EXERCISE OBJECTIVE: Single out each line with the word "this" and copy it.

EXTRACTED ENTRIES:
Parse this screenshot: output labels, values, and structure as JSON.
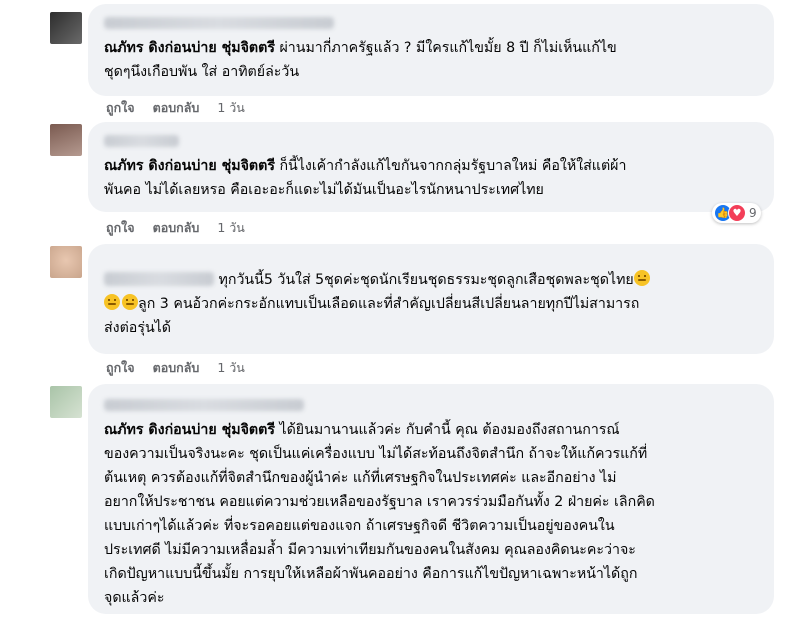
{
  "comments": [
    {
      "author": "ณภัทร ดิงก่อนบ่าย ชุ่มจิตตรี",
      "text": " ผ่านมากี่ภาครัฐแล้ว ? มีใครแก้ไขมั้ย 8 ปี ก็ไม่เห็นแก้ไข",
      "text2": "ชุดๆนึงเกือบพัน ใส่ อาทิตย์ล่ะวัน",
      "like": "ถูกใจ",
      "reply": "ตอบกลับ",
      "time": "1 วัน"
    },
    {
      "author": "ณภัทร ดิงก่อนบ่าย ชุ่มจิตตรี",
      "text": " ก็นี้ไงเค้ากำลังแก้ไขกันจากกลุ่มรัฐบาลใหม่ คือให้ใส่แต่ผ้า",
      "text2": "พันคอ ไม่ได้เลยหรอ คือเอะอะก็แดะไม่ได้มันเป็นอะไรนักหนาประเทศไทย",
      "like": "ถูกใจ",
      "reply": "ตอบกลับ",
      "time": "1 วัน",
      "reaction_count": "9"
    },
    {
      "text": " ทุกวันนี้5 วันใส่ 5ชุดค่ะชุดนักเรียนชุดธรรมะชุดลูกเสือชุดพละชุดไทย",
      "text2": "ลูก 3 คนอ้วกค่ะกระอักแทบเป็นเลือดและที่สำคัญเปลี่ยนสีเปลี่ยนลายทุกปีไม่สามารถ",
      "text3": "ส่งต่อรุ่นได้",
      "like": "ถูกใจ",
      "reply": "ตอบกลับ",
      "time": "1 วัน"
    },
    {
      "author": "ณภัทร ดิงก่อนบ่าย ชุ่มจิตตรี",
      "lines": [
        " ได้ยินมานานแล้วค่ะ กับคำนี้ คุณ ต้องมองถึงสถานการณ์",
        "ของความเป็นจริงนะคะ ชุดเป็นแค่เครื่องแบบ ไม่ได้สะท้อนถึงจิตสำนึก ถ้าจะให้แก้ควรแก้ที่",
        "ต้นเหตุ ควรต้องแก้ที่จิตสำนึกของผู้นำค่ะ แก้ที่เศรษฐกิจในประเทศค่ะ และอีกอย่าง ไม่",
        "อยากให้ประชาชน คอยแต่ความช่วยเหลือของรัฐบาล เราควรร่วมมือกันทั้ง 2 ฝ่ายค่ะ เลิกคิด",
        "แบบเก่าๆได้แล้วค่ะ ที่จะรอคอยแต่ของแจก ถ้าเศรษฐกิจดี ชีวิตความเป็นอยู่ของคนใน",
        "ประเทศดี ไม่มีความเหลื่อมล้ำ มีความเท่าเทียมกันของคนในสังคม คุณลองคิดนะคะว่าจะ",
        "เกิดปัญหาแบบนี้ขึ้นมั้ย การยุบให้เหลือผ้าพันคออย่าง คือการแก้ไขปัญหาเฉพาะหน้าได้ถูก",
        "จุดแล้วค่ะ"
      ]
    }
  ],
  "colors": {
    "bubble": "#f0f2f5",
    "meta": "#65676b",
    "like": "#1877f2",
    "love": "#f33e58"
  },
  "icons": {
    "like": "thumbs-up-icon",
    "love": "heart-icon",
    "emoji": "sad-face-emoji-icon"
  }
}
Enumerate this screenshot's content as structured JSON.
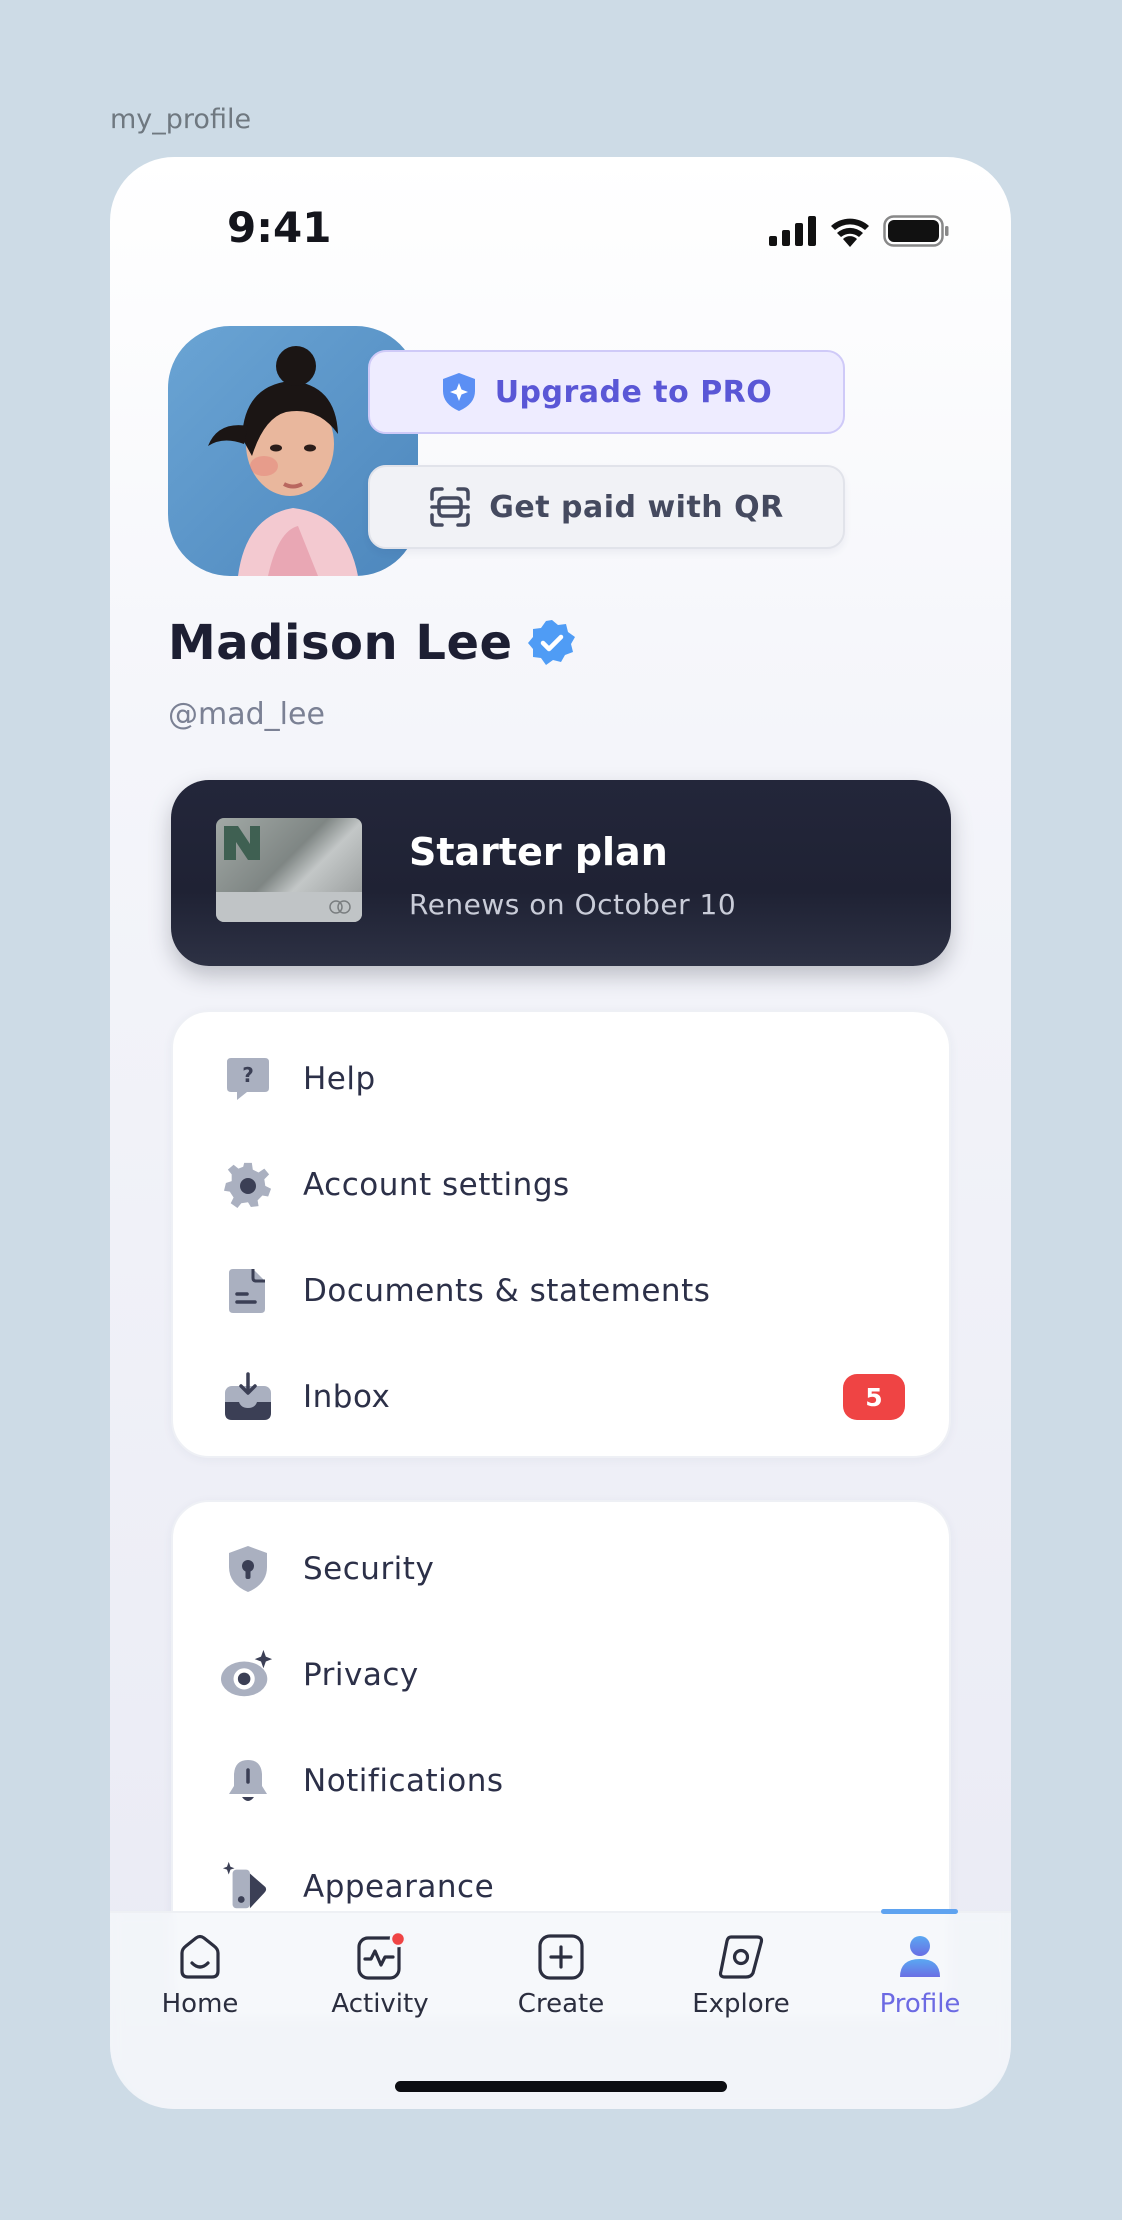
{
  "frame_label": "my_profile",
  "status_bar": {
    "time": "9:41"
  },
  "profile": {
    "name": "Madison Lee",
    "handle": "@mad_lee"
  },
  "actions": {
    "upgrade_label": "Upgrade to PRO",
    "qr_label": "Get paid with QR"
  },
  "plan": {
    "title": "Starter plan",
    "subtitle": "Renews on October 10"
  },
  "menu_primary": [
    {
      "label": "Help",
      "icon": "help-icon"
    },
    {
      "label": "Account settings",
      "icon": "gear-icon"
    },
    {
      "label": "Documents & statements",
      "icon": "document-icon"
    },
    {
      "label": "Inbox",
      "icon": "inbox-icon",
      "badge": "5"
    }
  ],
  "menu_secondary": [
    {
      "label": "Security",
      "icon": "shield-lock-icon"
    },
    {
      "label": "Privacy",
      "icon": "eye-icon"
    },
    {
      "label": "Notifications",
      "icon": "bell-icon"
    },
    {
      "label": "Appearance",
      "icon": "paint-icon"
    }
  ],
  "tabs": [
    {
      "label": "Home",
      "icon": "home-icon"
    },
    {
      "label": "Activity",
      "icon": "activity-icon"
    },
    {
      "label": "Create",
      "icon": "plus-square-icon"
    },
    {
      "label": "Explore",
      "icon": "compass-icon"
    },
    {
      "label": "Profile",
      "icon": "person-icon",
      "active": true
    }
  ],
  "colors": {
    "accent": "#6c6ae3",
    "badge": "#ef4444",
    "verified": "#4f9cf5",
    "plan_bg": "#23263a"
  }
}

IN RESPONSE:
Parse this screenshot: output labels, values, and structure as JSON.
Enumerate this screenshot's content as structured JSON.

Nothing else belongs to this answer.